PROBLEM REQUIREMENTS:
Transcribe each record below word for word.

Stored data entries:
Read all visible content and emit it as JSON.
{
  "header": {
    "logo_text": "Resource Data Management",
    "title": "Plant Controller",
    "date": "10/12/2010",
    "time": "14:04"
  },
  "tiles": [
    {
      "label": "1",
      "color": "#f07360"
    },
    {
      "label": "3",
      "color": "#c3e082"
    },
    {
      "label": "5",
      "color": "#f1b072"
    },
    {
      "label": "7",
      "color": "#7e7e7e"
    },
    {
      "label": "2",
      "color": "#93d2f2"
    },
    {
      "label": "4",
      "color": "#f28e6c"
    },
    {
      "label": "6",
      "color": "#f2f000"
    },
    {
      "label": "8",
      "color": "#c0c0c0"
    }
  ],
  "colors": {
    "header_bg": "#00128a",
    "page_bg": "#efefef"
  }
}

FINAL RESULT:
Read all visible content and emit it as JSON.
{
  "header": {
    "logo_text": "Resource Data Management",
    "title": "Plant Controller",
    "date": "10/12/2010",
    "time": "14:04"
  },
  "tiles": [
    {
      "label": "1",
      "color": "#f07360"
    },
    {
      "label": "3",
      "color": "#c3e082"
    },
    {
      "label": "5",
      "color": "#f1b072"
    },
    {
      "label": "7",
      "color": "#7e7e7e"
    },
    {
      "label": "2",
      "color": "#93d2f2"
    },
    {
      "label": "4",
      "color": "#f28e6c"
    },
    {
      "label": "6",
      "color": "#f2f000"
    },
    {
      "label": "8",
      "color": "#c0c0c0"
    }
  ],
  "colors": {
    "header_bg": "#00128a",
    "page_bg": "#efefef"
  }
}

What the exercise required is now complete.